▶ _DATA PROVIDED_
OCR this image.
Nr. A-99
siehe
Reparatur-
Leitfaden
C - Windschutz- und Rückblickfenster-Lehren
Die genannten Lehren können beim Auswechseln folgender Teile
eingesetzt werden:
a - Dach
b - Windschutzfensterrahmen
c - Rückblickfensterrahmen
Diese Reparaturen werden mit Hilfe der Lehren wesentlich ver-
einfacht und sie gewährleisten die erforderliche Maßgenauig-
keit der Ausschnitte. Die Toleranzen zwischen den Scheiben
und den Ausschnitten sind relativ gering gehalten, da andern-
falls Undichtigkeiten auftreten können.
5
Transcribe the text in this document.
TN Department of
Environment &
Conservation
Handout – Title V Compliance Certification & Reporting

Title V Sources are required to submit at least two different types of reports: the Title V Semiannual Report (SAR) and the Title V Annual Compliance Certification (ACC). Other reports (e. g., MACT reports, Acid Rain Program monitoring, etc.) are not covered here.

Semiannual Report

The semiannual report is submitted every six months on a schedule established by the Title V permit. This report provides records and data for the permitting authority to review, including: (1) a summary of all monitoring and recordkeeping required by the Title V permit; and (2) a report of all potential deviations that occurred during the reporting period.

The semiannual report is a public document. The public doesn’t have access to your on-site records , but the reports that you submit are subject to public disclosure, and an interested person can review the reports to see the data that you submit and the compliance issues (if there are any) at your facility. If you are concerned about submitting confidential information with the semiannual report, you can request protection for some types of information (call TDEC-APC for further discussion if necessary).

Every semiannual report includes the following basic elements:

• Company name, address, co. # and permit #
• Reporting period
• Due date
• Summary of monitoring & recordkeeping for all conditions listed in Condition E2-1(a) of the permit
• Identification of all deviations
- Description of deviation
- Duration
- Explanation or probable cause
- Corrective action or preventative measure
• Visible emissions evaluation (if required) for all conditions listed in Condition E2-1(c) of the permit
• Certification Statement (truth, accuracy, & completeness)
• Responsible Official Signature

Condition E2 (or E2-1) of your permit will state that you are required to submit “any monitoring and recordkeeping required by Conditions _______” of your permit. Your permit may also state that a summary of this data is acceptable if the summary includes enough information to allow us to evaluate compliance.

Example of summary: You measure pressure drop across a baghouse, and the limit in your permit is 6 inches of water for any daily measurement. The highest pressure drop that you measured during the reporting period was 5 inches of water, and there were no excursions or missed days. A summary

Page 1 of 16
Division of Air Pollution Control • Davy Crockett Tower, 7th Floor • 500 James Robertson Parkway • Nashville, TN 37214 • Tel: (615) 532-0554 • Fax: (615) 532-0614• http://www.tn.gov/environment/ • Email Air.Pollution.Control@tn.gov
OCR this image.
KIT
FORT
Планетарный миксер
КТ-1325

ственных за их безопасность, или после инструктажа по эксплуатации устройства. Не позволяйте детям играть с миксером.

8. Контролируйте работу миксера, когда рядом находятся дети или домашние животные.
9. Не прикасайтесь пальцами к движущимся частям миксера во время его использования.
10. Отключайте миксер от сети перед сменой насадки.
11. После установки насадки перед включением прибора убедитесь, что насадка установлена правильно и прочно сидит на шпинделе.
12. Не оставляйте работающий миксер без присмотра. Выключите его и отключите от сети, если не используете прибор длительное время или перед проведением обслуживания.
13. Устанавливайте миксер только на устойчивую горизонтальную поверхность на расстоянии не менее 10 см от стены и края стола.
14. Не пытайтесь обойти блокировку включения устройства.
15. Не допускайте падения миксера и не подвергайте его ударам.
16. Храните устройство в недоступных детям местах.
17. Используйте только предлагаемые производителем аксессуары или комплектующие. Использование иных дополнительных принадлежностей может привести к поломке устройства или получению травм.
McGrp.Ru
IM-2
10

▶ _SHORT PROBLEM_
Work out how many lines of the data above hold the word "werden", and write only the count.

▶ _EXERCISE RESPONSE_
2